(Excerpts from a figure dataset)
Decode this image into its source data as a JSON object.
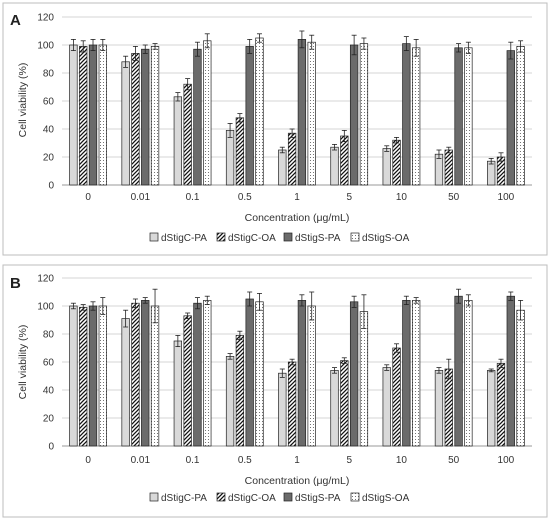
{
  "chart_data": [
    {
      "panel": "A",
      "type": "bar",
      "categories": [
        "0",
        "0.01",
        "0.1",
        "0.5",
        "1",
        "5",
        "10",
        "50",
        "100"
      ],
      "xlabel": "Concentration (μg/mL)",
      "ylabel": "Cell viability (%)",
      "ylim": [
        0,
        120
      ],
      "yticks": [
        0,
        20,
        40,
        60,
        80,
        100,
        120
      ],
      "grid": true,
      "legend_position": "bottom",
      "series": [
        {
          "name": "dStigC-PA",
          "pattern": "light-gray",
          "values": [
            100,
            88,
            63,
            39,
            25,
            27,
            26,
            22,
            17
          ],
          "errors": [
            4,
            4,
            3,
            5,
            2,
            2,
            2,
            3,
            2
          ]
        },
        {
          "name": "dStigC-OA",
          "pattern": "diagonal-hatch",
          "values": [
            99,
            94,
            72,
            48,
            37,
            35,
            32,
            25,
            20
          ],
          "errors": [
            4,
            5,
            4,
            3,
            3,
            4,
            2,
            2,
            3
          ]
        },
        {
          "name": "dStigS-PA",
          "pattern": "dark-gray",
          "values": [
            100,
            97,
            97,
            99,
            104,
            100,
            101,
            98,
            96
          ],
          "errors": [
            4,
            3,
            5,
            5,
            6,
            7,
            5,
            3,
            6
          ]
        },
        {
          "name": "dStigS-OA",
          "pattern": "dotted",
          "values": [
            100,
            99,
            103,
            105,
            102,
            101,
            98,
            98,
            99
          ],
          "errors": [
            4,
            2,
            5,
            3,
            5,
            4,
            6,
            4,
            4
          ]
        }
      ]
    },
    {
      "panel": "B",
      "type": "bar",
      "categories": [
        "0",
        "0.01",
        "0.1",
        "0.5",
        "1",
        "5",
        "10",
        "50",
        "100"
      ],
      "xlabel": "Concentration (μg/mL)",
      "ylabel": "Cell viability (%)",
      "ylim": [
        0,
        120
      ],
      "yticks": [
        0,
        20,
        40,
        60,
        80,
        100,
        120
      ],
      "grid": true,
      "legend_position": "bottom",
      "series": [
        {
          "name": "dStigC-PA",
          "pattern": "light-gray",
          "values": [
            100,
            91,
            75,
            64,
            52,
            54,
            56,
            54,
            54
          ],
          "errors": [
            2,
            6,
            4,
            2,
            3,
            2,
            2,
            2,
            1
          ]
        },
        {
          "name": "dStigC-OA",
          "pattern": "diagonal-hatch",
          "values": [
            99,
            102,
            93,
            79,
            60,
            61,
            70,
            55,
            59
          ],
          "errors": [
            2,
            3,
            2,
            3,
            2,
            2,
            3,
            7,
            3
          ]
        },
        {
          "name": "dStigS-PA",
          "pattern": "dark-gray",
          "values": [
            100,
            104,
            102,
            105,
            104,
            103,
            104,
            107,
            107
          ],
          "errors": [
            3,
            2,
            4,
            5,
            4,
            4,
            3,
            5,
            3
          ]
        },
        {
          "name": "dStigS-OA",
          "pattern": "dotted",
          "values": [
            100,
            100,
            104,
            103,
            100,
            96,
            104,
            104,
            97
          ],
          "errors": [
            6,
            12,
            3,
            6,
            10,
            12,
            2,
            4,
            7
          ]
        }
      ]
    }
  ]
}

* **Objective**
Pictures stay out; repeat all the rest of the records exactly.

* **Result of the exercise**
Decode this image into its source data as a JSON object.
{
  "chart_data": [
    {
      "panel": "A",
      "type": "bar",
      "categories": [
        "0",
        "0.01",
        "0.1",
        "0.5",
        "1",
        "5",
        "10",
        "50",
        "100"
      ],
      "xlabel": "Concentration (μg/mL)",
      "ylabel": "Cell viability (%)",
      "ylim": [
        0,
        120
      ],
      "yticks": [
        0,
        20,
        40,
        60,
        80,
        100,
        120
      ],
      "grid": true,
      "legend_position": "bottom",
      "series": [
        {
          "name": "dStigC-PA",
          "pattern": "light-gray",
          "values": [
            100,
            88,
            63,
            39,
            25,
            27,
            26,
            22,
            17
          ],
          "errors": [
            4,
            4,
            3,
            5,
            2,
            2,
            2,
            3,
            2
          ]
        },
        {
          "name": "dStigC-OA",
          "pattern": "diagonal-hatch",
          "values": [
            99,
            94,
            72,
            48,
            37,
            35,
            32,
            25,
            20
          ],
          "errors": [
            4,
            5,
            4,
            3,
            3,
            4,
            2,
            2,
            3
          ]
        },
        {
          "name": "dStigS-PA",
          "pattern": "dark-gray",
          "values": [
            100,
            97,
            97,
            99,
            104,
            100,
            101,
            98,
            96
          ],
          "errors": [
            4,
            3,
            5,
            5,
            6,
            7,
            5,
            3,
            6
          ]
        },
        {
          "name": "dStigS-OA",
          "pattern": "dotted",
          "values": [
            100,
            99,
            103,
            105,
            102,
            101,
            98,
            98,
            99
          ],
          "errors": [
            4,
            2,
            5,
            3,
            5,
            4,
            6,
            4,
            4
          ]
        }
      ]
    },
    {
      "panel": "B",
      "type": "bar",
      "categories": [
        "0",
        "0.01",
        "0.1",
        "0.5",
        "1",
        "5",
        "10",
        "50",
        "100"
      ],
      "xlabel": "Concentration (μg/mL)",
      "ylabel": "Cell viability (%)",
      "ylim": [
        0,
        120
      ],
      "yticks": [
        0,
        20,
        40,
        60,
        80,
        100,
        120
      ],
      "grid": true,
      "legend_position": "bottom",
      "series": [
        {
          "name": "dStigC-PA",
          "pattern": "light-gray",
          "values": [
            100,
            91,
            75,
            64,
            52,
            54,
            56,
            54,
            54
          ],
          "errors": [
            2,
            6,
            4,
            2,
            3,
            2,
            2,
            2,
            1
          ]
        },
        {
          "name": "dStigC-OA",
          "pattern": "diagonal-hatch",
          "values": [
            99,
            102,
            93,
            79,
            60,
            61,
            70,
            55,
            59
          ],
          "errors": [
            2,
            3,
            2,
            3,
            2,
            2,
            3,
            7,
            3
          ]
        },
        {
          "name": "dStigS-PA",
          "pattern": "dark-gray",
          "values": [
            100,
            104,
            102,
            105,
            104,
            103,
            104,
            107,
            107
          ],
          "errors": [
            3,
            2,
            4,
            5,
            4,
            4,
            3,
            5,
            3
          ]
        },
        {
          "name": "dStigS-OA",
          "pattern": "dotted",
          "values": [
            100,
            100,
            104,
            103,
            100,
            96,
            104,
            104,
            97
          ],
          "errors": [
            6,
            12,
            3,
            6,
            10,
            12,
            2,
            4,
            7
          ]
        }
      ]
    }
  ]
}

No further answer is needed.